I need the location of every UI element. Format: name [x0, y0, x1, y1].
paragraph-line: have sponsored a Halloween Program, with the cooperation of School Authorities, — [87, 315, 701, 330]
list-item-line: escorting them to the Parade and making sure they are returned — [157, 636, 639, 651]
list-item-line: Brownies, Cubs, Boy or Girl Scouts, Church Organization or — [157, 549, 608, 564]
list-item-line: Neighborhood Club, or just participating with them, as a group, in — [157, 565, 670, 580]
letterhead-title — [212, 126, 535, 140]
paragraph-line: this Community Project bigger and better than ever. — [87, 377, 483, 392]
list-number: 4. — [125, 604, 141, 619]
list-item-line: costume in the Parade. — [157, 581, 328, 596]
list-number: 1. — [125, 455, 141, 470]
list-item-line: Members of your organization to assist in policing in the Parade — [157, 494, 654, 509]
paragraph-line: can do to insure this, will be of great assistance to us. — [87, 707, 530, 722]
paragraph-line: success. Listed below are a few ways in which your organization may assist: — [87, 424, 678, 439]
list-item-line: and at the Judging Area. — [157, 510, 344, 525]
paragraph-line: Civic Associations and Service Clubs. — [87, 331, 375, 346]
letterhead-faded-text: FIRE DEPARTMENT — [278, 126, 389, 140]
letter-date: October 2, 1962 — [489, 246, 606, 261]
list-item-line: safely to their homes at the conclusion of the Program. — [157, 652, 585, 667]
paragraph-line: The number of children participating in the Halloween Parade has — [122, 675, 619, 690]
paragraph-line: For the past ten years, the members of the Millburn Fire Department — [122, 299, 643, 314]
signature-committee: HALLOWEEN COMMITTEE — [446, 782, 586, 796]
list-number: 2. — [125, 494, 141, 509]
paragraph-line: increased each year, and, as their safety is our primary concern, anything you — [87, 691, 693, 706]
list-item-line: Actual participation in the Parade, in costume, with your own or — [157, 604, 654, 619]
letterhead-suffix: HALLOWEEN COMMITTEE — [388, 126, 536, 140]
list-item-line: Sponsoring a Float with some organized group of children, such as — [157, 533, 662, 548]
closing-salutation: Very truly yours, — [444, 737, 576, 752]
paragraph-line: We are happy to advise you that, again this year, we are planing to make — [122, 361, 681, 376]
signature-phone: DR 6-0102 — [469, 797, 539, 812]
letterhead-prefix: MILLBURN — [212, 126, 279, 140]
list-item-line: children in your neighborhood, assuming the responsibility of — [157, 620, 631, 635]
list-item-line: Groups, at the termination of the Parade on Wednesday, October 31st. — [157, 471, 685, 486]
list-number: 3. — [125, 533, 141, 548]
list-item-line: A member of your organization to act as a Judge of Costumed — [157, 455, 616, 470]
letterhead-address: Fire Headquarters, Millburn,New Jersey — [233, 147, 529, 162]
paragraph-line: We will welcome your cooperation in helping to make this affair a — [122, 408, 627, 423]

____________

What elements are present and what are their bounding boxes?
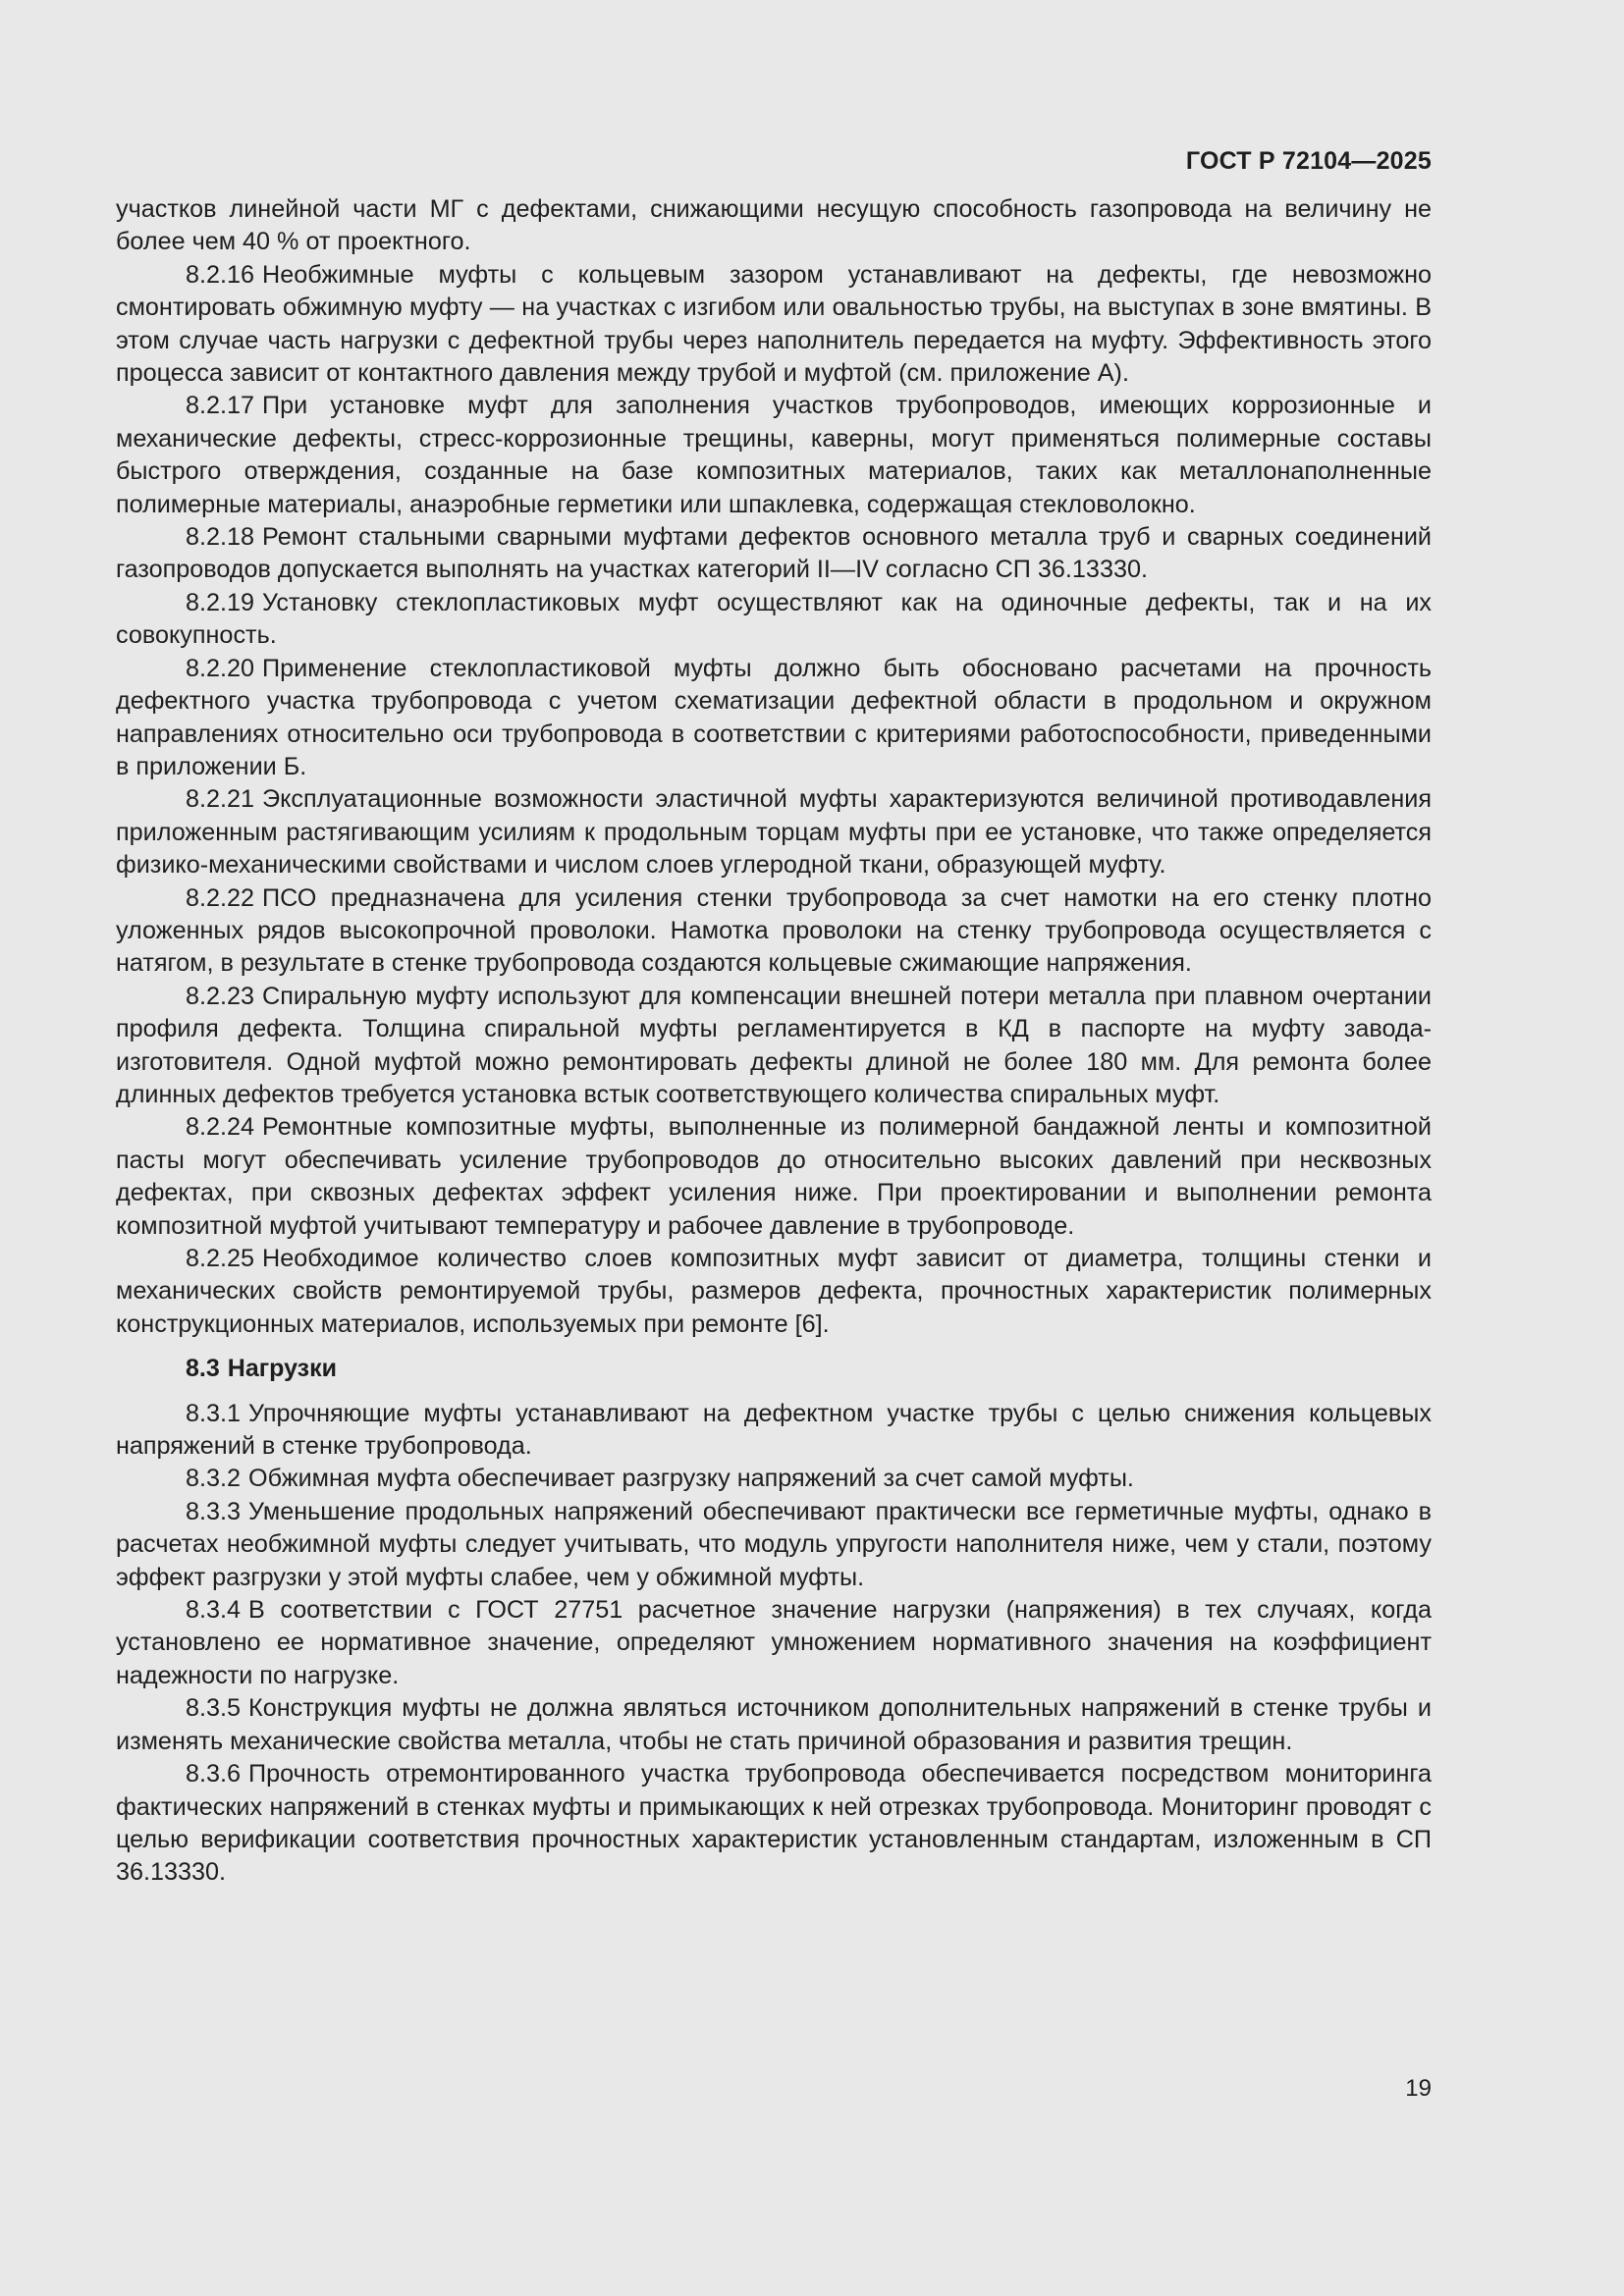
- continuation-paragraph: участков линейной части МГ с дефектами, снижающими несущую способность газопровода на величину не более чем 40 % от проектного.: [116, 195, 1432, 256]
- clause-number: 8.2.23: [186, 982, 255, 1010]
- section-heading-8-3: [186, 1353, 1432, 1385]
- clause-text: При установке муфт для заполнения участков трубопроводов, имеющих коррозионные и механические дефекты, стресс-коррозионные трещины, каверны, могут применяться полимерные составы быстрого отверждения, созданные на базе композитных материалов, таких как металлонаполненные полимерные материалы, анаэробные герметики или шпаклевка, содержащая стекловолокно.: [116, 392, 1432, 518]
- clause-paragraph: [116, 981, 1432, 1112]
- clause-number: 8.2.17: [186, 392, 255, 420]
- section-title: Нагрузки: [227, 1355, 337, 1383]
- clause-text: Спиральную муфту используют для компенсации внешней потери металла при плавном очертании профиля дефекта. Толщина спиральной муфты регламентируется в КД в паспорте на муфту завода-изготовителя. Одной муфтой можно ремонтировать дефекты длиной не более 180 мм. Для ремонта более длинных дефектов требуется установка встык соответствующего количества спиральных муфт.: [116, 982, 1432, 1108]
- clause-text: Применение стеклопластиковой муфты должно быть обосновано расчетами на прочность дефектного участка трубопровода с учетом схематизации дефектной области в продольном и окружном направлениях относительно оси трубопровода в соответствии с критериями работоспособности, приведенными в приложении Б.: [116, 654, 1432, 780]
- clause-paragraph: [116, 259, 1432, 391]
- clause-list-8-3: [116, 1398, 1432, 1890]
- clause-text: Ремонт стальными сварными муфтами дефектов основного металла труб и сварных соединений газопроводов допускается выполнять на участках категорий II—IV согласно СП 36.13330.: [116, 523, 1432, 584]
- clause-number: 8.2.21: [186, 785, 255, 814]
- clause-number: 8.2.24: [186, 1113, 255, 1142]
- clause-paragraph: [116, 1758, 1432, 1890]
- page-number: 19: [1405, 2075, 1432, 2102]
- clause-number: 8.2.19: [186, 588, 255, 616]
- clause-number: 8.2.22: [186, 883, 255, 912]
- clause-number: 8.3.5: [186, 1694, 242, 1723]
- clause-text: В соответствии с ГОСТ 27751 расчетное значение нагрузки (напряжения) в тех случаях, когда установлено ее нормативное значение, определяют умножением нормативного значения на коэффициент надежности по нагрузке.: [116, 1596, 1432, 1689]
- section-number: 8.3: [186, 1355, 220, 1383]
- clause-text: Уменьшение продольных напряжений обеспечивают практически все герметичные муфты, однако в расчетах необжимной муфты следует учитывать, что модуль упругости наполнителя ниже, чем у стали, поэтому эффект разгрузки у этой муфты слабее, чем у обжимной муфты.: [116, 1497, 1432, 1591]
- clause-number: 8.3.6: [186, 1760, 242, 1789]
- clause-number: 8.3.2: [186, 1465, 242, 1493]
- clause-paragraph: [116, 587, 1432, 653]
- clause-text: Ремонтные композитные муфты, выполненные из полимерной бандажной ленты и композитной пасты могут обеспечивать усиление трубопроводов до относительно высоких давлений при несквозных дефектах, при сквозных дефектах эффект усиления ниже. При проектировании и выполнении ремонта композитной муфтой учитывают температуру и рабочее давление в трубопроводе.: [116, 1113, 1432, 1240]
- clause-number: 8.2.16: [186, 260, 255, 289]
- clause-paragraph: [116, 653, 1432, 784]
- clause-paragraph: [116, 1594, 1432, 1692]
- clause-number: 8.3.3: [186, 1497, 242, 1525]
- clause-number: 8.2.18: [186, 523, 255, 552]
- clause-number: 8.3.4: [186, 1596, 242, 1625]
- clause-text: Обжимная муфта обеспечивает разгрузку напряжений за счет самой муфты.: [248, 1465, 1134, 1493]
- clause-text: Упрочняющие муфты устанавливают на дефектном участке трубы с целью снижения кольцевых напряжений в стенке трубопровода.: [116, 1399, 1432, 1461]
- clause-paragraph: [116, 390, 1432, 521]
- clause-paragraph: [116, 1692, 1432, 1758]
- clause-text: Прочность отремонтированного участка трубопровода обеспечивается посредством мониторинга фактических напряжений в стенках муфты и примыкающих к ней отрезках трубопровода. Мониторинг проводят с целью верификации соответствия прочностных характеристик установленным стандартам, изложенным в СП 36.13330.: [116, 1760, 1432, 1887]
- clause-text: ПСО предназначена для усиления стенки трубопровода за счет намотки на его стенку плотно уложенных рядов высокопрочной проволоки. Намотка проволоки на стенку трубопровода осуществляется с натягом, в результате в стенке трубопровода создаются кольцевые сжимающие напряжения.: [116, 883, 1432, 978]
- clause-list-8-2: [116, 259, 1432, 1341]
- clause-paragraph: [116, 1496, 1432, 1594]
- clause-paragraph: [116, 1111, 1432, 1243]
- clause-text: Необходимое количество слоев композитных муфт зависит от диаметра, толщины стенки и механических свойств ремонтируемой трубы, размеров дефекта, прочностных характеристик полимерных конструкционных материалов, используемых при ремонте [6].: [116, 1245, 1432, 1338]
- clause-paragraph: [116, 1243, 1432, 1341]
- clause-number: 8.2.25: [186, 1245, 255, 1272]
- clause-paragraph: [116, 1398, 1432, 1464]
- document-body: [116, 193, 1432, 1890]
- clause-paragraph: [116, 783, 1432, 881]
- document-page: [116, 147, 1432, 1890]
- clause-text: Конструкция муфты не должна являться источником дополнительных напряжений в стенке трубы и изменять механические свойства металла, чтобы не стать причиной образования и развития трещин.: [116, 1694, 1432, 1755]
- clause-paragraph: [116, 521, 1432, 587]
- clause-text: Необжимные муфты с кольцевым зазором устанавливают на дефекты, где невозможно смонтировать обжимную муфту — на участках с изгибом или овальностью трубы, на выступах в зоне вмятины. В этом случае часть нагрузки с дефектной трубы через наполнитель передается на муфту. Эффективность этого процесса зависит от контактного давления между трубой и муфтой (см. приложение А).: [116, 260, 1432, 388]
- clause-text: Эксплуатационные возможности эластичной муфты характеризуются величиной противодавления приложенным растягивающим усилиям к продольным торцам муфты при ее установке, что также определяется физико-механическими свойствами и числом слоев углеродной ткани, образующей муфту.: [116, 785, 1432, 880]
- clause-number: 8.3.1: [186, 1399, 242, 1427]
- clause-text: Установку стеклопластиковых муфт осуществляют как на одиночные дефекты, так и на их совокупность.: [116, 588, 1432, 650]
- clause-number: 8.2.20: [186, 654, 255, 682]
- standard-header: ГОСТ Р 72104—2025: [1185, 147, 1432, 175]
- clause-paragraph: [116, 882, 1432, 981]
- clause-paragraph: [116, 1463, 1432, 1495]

____________

Directions. Quote the rows from the line that contains "- continuation-paragraph: участков" through the line that contains "- clause-text: Спиральную", keeping each one unchanged and including both ends.

Task output.
- continuation-paragraph: участков линейной части МГ с дефектами, снижающими несущую способность газопровода на величину не более чем 40 % от проектного.: [116, 195, 1432, 256]
- clause-number: 8.2.23: [186, 982, 255, 1010]
- section-heading-8-3: [186, 1353, 1432, 1385]
- clause-text: При установке муфт для заполнения участков трубопроводов, имеющих коррозионные и механические дефекты, стресс-коррозионные трещины, каверны, могут применяться полимерные составы быстрого отверждения, созданные на базе композитных материалов, таких как металлонаполненные полимерные материалы, анаэробные герметики или шпаклевка, содержащая стекловолокно.: [116, 392, 1432, 518]
- clause-paragraph: [116, 981, 1432, 1112]
- clause-number: 8.2.17: [186, 392, 255, 420]
- section-title: Нагрузки: [227, 1355, 337, 1383]
- clause-text: Спиральную муфту используют для компенсации внешней потери металла при плавном очертании профиля дефекта. Толщина спиральной муфты регламентируется в КД в паспорте на муфту завода-изготовителя. Одной муфтой можно ремонтировать дефекты длиной не более 180 мм. Для ремонта более длинных дефектов требуется установка встык соответствующего количества спиральных муфт.: [116, 982, 1432, 1108]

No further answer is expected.